** Start of Data shown **
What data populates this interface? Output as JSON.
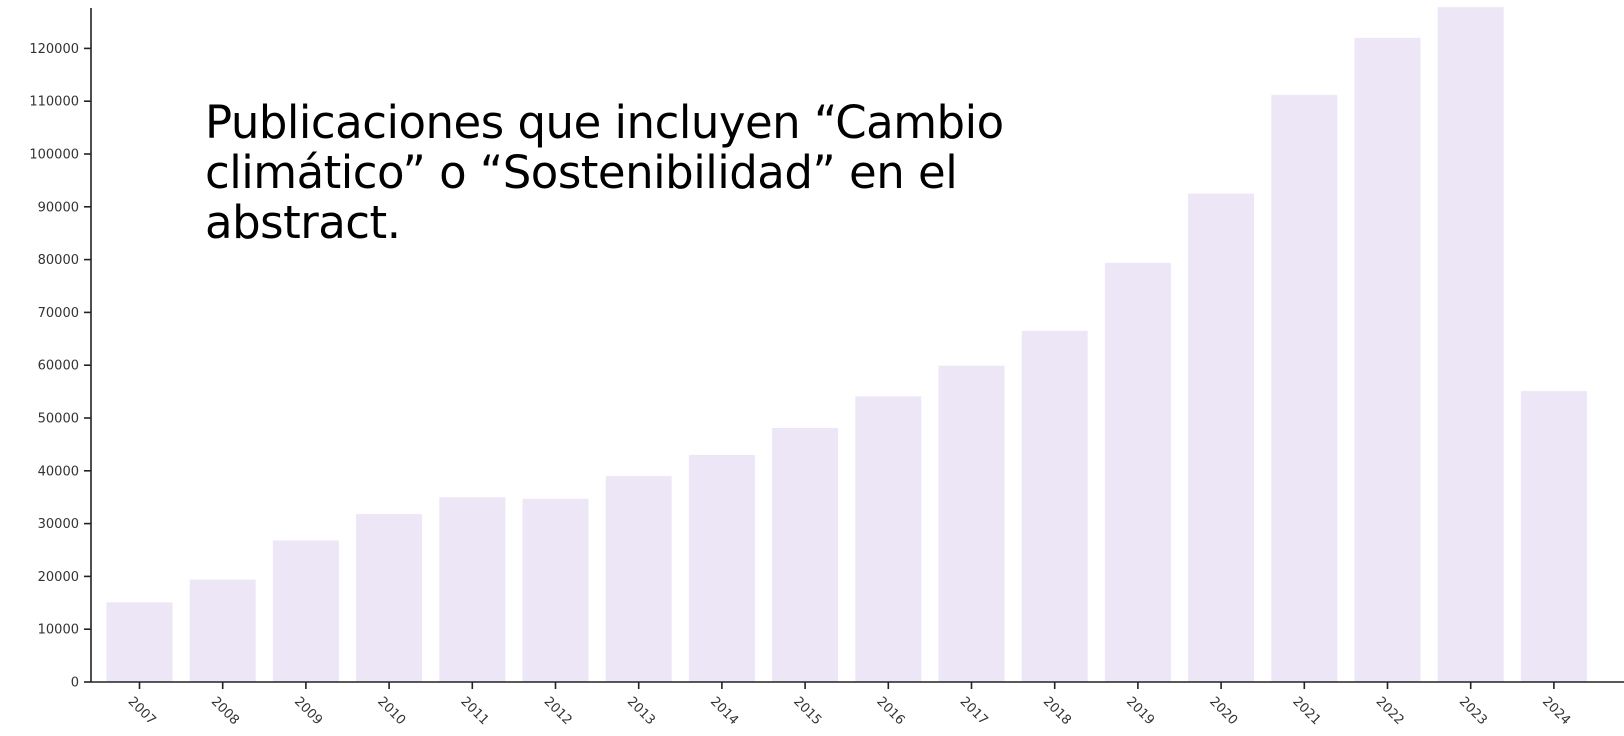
{
  "chart_data": {
    "type": "bar",
    "title": "Publicaciones que incluyen “Cambio climático” o “Sostenibilidad” en el abstract.",
    "xlabel": "",
    "ylabel": "",
    "categories": [
      "2007",
      "2008",
      "2009",
      "2010",
      "2011",
      "2012",
      "2013",
      "2014",
      "2015",
      "2016",
      "2017",
      "2018",
      "2019",
      "2020",
      "2021",
      "2022",
      "2023",
      "2024"
    ],
    "values": [
      15100,
      19400,
      26800,
      31800,
      35000,
      34700,
      39000,
      43000,
      48100,
      54100,
      59900,
      66500,
      79400,
      92500,
      111200,
      122000,
      127800,
      55100
    ],
    "ylim": [
      0,
      130000
    ],
    "yticks": [
      "0",
      "10000",
      "20000",
      "30000",
      "40000",
      "50000",
      "60000",
      "70000",
      "80000",
      "90000",
      "100000",
      "110000",
      "120000"
    ],
    "bar_color": "#ede6f7",
    "axis_color": "#222222",
    "grid": false,
    "legend": "none"
  }
}
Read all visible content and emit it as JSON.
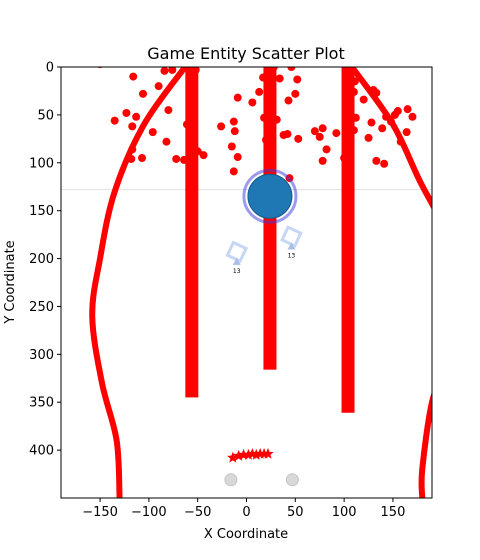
{
  "chart_data": {
    "type": "scatter",
    "title": "Game Entity Scatter Plot",
    "xlabel": "X Coordinate",
    "ylabel": "Y Coordinate",
    "xlim": [
      -190,
      190
    ],
    "ylim": [
      450,
      0
    ],
    "x_ticks": [
      -150,
      -100,
      -50,
      0,
      50,
      100,
      150
    ],
    "y_ticks": [
      0,
      50,
      100,
      150,
      200,
      250,
      300,
      350,
      400
    ],
    "grid": false,
    "colors": {
      "red": "#ff0000",
      "blue": "#1f77b4",
      "ring": "#3a3adf",
      "light_blue": "#c6d6f5",
      "gray": "#d8d8d8",
      "hline": "#e0e0e0"
    },
    "horizontal_line_y": 128,
    "boundary_curves": [
      {
        "name": "left-boundary",
        "points": [
          [
            -63,
            0
          ],
          [
            -105,
            60
          ],
          [
            -135,
            130
          ],
          [
            -150,
            200
          ],
          [
            -158,
            260
          ],
          [
            -148,
            330
          ],
          [
            -133,
            390
          ],
          [
            -130,
            450
          ]
        ]
      },
      {
        "name": "right-boundary",
        "points": [
          [
            108,
            0
          ],
          [
            150,
            60
          ],
          [
            178,
            120
          ],
          [
            205,
            170
          ]
        ]
      },
      {
        "name": "right-lower-boundary",
        "points": [
          [
            205,
            310
          ],
          [
            190,
            350
          ],
          [
            180,
            420
          ],
          [
            180,
            450
          ]
        ]
      }
    ],
    "bars": [
      {
        "name": "bar-left",
        "x": -56,
        "y_top": 0,
        "y_bottom": 345
      },
      {
        "name": "bar-center",
        "x": 24,
        "y_top": 0,
        "y_bottom": 316
      },
      {
        "name": "bar-right",
        "x": 104,
        "y_top": 0,
        "y_bottom": 361
      }
    ],
    "red_points": [
      [
        -150,
        -3
      ],
      [
        -116,
        10
      ],
      [
        -84,
        4
      ],
      [
        -76,
        3
      ],
      [
        -60,
        0
      ],
      [
        -52,
        3
      ],
      [
        -106,
        28
      ],
      [
        -90,
        20
      ],
      [
        -80,
        45
      ],
      [
        -123,
        48
      ],
      [
        -135,
        56
      ],
      [
        -113,
        52
      ],
      [
        -117,
        62
      ],
      [
        -96,
        68
      ],
      [
        -82,
        78
      ],
      [
        -117,
        86
      ],
      [
        -118,
        96
      ],
      [
        -107,
        95
      ],
      [
        -72,
        96
      ],
      [
        -61,
        60
      ],
      [
        -64,
        97
      ],
      [
        -55,
        70
      ],
      [
        -50,
        88
      ],
      [
        -44,
        92
      ],
      [
        -26,
        62
      ],
      [
        -13,
        57
      ],
      [
        -12,
        67
      ],
      [
        -15,
        83
      ],
      [
        -9,
        94
      ],
      [
        -13,
        109
      ],
      [
        -9,
        32
      ],
      [
        6,
        37
      ],
      [
        13,
        26
      ],
      [
        17,
        11
      ],
      [
        28,
        0
      ],
      [
        34,
        12
      ],
      [
        43,
        35
      ],
      [
        46,
        0
      ],
      [
        52,
        13
      ],
      [
        50,
        28
      ],
      [
        18,
        53
      ],
      [
        31,
        55
      ],
      [
        38,
        71
      ],
      [
        53,
        75
      ],
      [
        42,
        70
      ],
      [
        70,
        67
      ],
      [
        75,
        73
      ],
      [
        78,
        64
      ],
      [
        82,
        86
      ],
      [
        92,
        69
      ],
      [
        78,
        98
      ],
      [
        100,
        95
      ],
      [
        111,
        15
      ],
      [
        110,
        26
      ],
      [
        120,
        34
      ],
      [
        130,
        24
      ],
      [
        133,
        27
      ],
      [
        128,
        58
      ],
      [
        112,
        53
      ],
      [
        110,
        66
      ],
      [
        125,
        74
      ],
      [
        139,
        64
      ],
      [
        143,
        52
      ],
      [
        148,
        57
      ],
      [
        155,
        46
      ],
      [
        152,
        50
      ],
      [
        165,
        44
      ],
      [
        170,
        52
      ],
      [
        164,
        68
      ],
      [
        158,
        78
      ],
      [
        133,
        98
      ],
      [
        141,
        101
      ],
      [
        44,
        116
      ],
      [
        20,
        76
      ]
    ],
    "blue_circle": {
      "x": 24,
      "y": 135,
      "label": ""
    },
    "markers": [
      {
        "name": "marker-left",
        "x": -10,
        "y": 193,
        "label": "13"
      },
      {
        "name": "marker-right",
        "x": 46,
        "y": 177,
        "label": "13"
      }
    ],
    "stars": [
      [
        -14,
        408
      ],
      [
        -8,
        406
      ],
      [
        -3,
        405
      ],
      [
        2,
        405
      ],
      [
        6,
        404
      ],
      [
        10,
        405
      ],
      [
        14,
        404
      ],
      [
        18,
        404
      ],
      [
        22,
        404
      ]
    ],
    "gray_circles": [
      [
        -16,
        431
      ],
      [
        47,
        431
      ]
    ]
  }
}
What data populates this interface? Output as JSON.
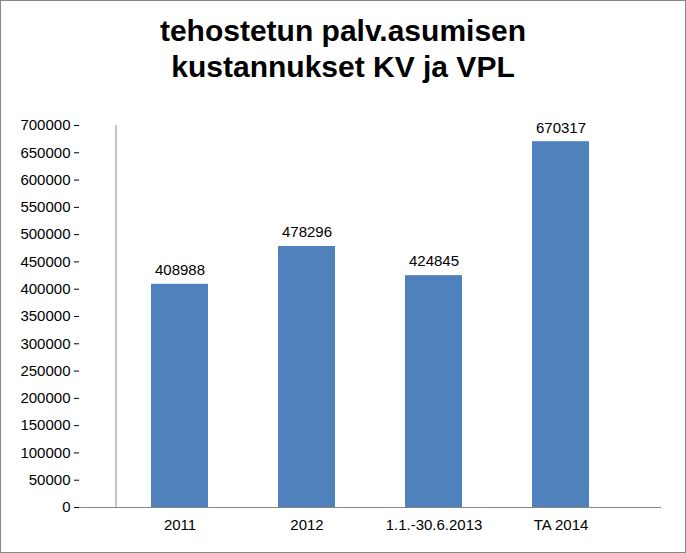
** End of Data shown **
Exercise directions:
Copy out the whole listing exactly, and don't carry over any pictures.

Output below:
What data populates this interface? Output as JSON.
{
  "chart_data": {
    "type": "bar",
    "title": "Publicaciones que incluyen “Cambio climático” o “Sostenibilidad” en el abstract.",
    "xlabel": "",
    "ylabel": "",
    "categories": [
      "2007",
      "2008",
      "2009",
      "2010",
      "2011",
      "2012",
      "2013",
      "2014",
      "2015",
      "2016",
      "2017",
      "2018",
      "2019",
      "2020",
      "2021",
      "2022",
      "2023",
      "2024"
    ],
    "values": [
      15100,
      19400,
      26800,
      31800,
      35000,
      34700,
      39000,
      43000,
      48100,
      54100,
      59900,
      66500,
      79400,
      92500,
      111200,
      122000,
      127800,
      55100
    ],
    "ylim": [
      0,
      130000
    ],
    "yticks": [
      "0",
      "10000",
      "20000",
      "30000",
      "40000",
      "50000",
      "60000",
      "70000",
      "80000",
      "90000",
      "100000",
      "110000",
      "120000"
    ],
    "bar_color": "#ede6f7",
    "axis_color": "#222222",
    "grid": false,
    "legend": "none"
  }
}
Read all visible content and emit it as JSON.
{
  "chart_data": {
    "type": "scatter",
    "title": "Game Entity Scatter Plot",
    "xlabel": "X Coordinate",
    "ylabel": "Y Coordinate",
    "xlim": [
      -190,
      190
    ],
    "ylim": [
      450,
      0
    ],
    "x_ticks": [
      -150,
      -100,
      -50,
      0,
      50,
      100,
      150
    ],
    "y_ticks": [
      0,
      50,
      100,
      150,
      200,
      250,
      300,
      350,
      400
    ],
    "grid": false,
    "colors": {
      "red": "#ff0000",
      "blue": "#1f77b4",
      "ring": "#3a3adf",
      "light_blue": "#c6d6f5",
      "gray": "#d8d8d8",
      "hline": "#e0e0e0"
    },
    "horizontal_line_y": 128,
    "boundary_curves": [
      {
        "name": "left-boundary",
        "points": [
          [
            -63,
            0
          ],
          [
            -105,
            60
          ],
          [
            -135,
            130
          ],
          [
            -150,
            200
          ],
          [
            -158,
            260
          ],
          [
            -148,
            330
          ],
          [
            -133,
            390
          ],
          [
            -130,
            450
          ]
        ]
      },
      {
        "name": "right-boundary",
        "points": [
          [
            108,
            0
          ],
          [
            150,
            60
          ],
          [
            178,
            120
          ],
          [
            205,
            170
          ]
        ]
      },
      {
        "name": "right-lower-boundary",
        "points": [
          [
            205,
            310
          ],
          [
            190,
            350
          ],
          [
            180,
            420
          ],
          [
            180,
            450
          ]
        ]
      }
    ],
    "bars": [
      {
        "name": "bar-left",
        "x": -56,
        "y_top": 0,
        "y_bottom": 345
      },
      {
        "name": "bar-center",
        "x": 24,
        "y_top": 0,
        "y_bottom": 316
      },
      {
        "name": "bar-right",
        "x": 104,
        "y_top": 0,
        "y_bottom": 361
      }
    ],
    "red_points": [
      [
        -150,
        -3
      ],
      [
        -116,
        10
      ],
      [
        -84,
        4
      ],
      [
        -76,
        3
      ],
      [
        -60,
        0
      ],
      [
        -52,
        3
      ],
      [
        -106,
        28
      ],
      [
        -90,
        20
      ],
      [
        -80,
        45
      ],
      [
        -123,
        48
      ],
      [
        -135,
        56
      ],
      [
        -113,
        52
      ],
      [
        -117,
        62
      ],
      [
        -96,
        68
      ],
      [
        -82,
        78
      ],
      [
        -117,
        86
      ],
      [
        -118,
        96
      ],
      [
        -107,
        95
      ],
      [
        -72,
        96
      ],
      [
        -61,
        60
      ],
      [
        -64,
        97
      ],
      [
        -55,
        70
      ],
      [
        -50,
        88
      ],
      [
        -44,
        92
      ],
      [
        -26,
        62
      ],
      [
        -13,
        57
      ],
      [
        -12,
        67
      ],
      [
        -15,
        83
      ],
      [
        -9,
        94
      ],
      [
        -13,
        109
      ],
      [
        -9,
        32
      ],
      [
        6,
        37
      ],
      [
        13,
        26
      ],
      [
        17,
        11
      ],
      [
        28,
        0
      ],
      [
        34,
        12
      ],
      [
        43,
        35
      ],
      [
        46,
        0
      ],
      [
        52,
        13
      ],
      [
        50,
        28
      ],
      [
        18,
        53
      ],
      [
        31,
        55
      ],
      [
        38,
        71
      ],
      [
        53,
        75
      ],
      [
        42,
        70
      ],
      [
        70,
        67
      ],
      [
        75,
        73
      ],
      [
        78,
        64
      ],
      [
        82,
        86
      ],
      [
        92,
        69
      ],
      [
        78,
        98
      ],
      [
        100,
        95
      ],
      [
        111,
        15
      ],
      [
        110,
        26
      ],
      [
        120,
        34
      ],
      [
        130,
        24
      ],
      [
        133,
        27
      ],
      [
        128,
        58
      ],
      [
        112,
        53
      ],
      [
        110,
        66
      ],
      [
        125,
        74
      ],
      [
        139,
        64
      ],
      [
        143,
        52
      ],
      [
        148,
        57
      ],
      [
        155,
        46
      ],
      [
        152,
        50
      ],
      [
        165,
        44
      ],
      [
        170,
        52
      ],
      [
        164,
        68
      ],
      [
        158,
        78
      ],
      [
        133,
        98
      ],
      [
        141,
        101
      ],
      [
        44,
        116
      ],
      [
        20,
        76
      ]
    ],
    "blue_circle": {
      "x": 24,
      "y": 135,
      "label": ""
    },
    "markers": [
      {
        "name": "marker-left",
        "x": -10,
        "y": 193,
        "label": "13"
      },
      {
        "name": "marker-right",
        "x": 46,
        "y": 177,
        "label": "13"
      }
    ],
    "stars": [
      [
        -14,
        408
      ],
      [
        -8,
        406
      ],
      [
        -3,
        405
      ],
      [
        2,
        405
      ],
      [
        6,
        404
      ],
      [
        10,
        405
      ],
      [
        14,
        404
      ],
      [
        18,
        404
      ],
      [
        22,
        404
      ]
    ],
    "gray_circles": [
      [
        -16,
        431
      ],
      [
        47,
        431
      ]
    ]
  }
}
What data populates this interface? Output as JSON.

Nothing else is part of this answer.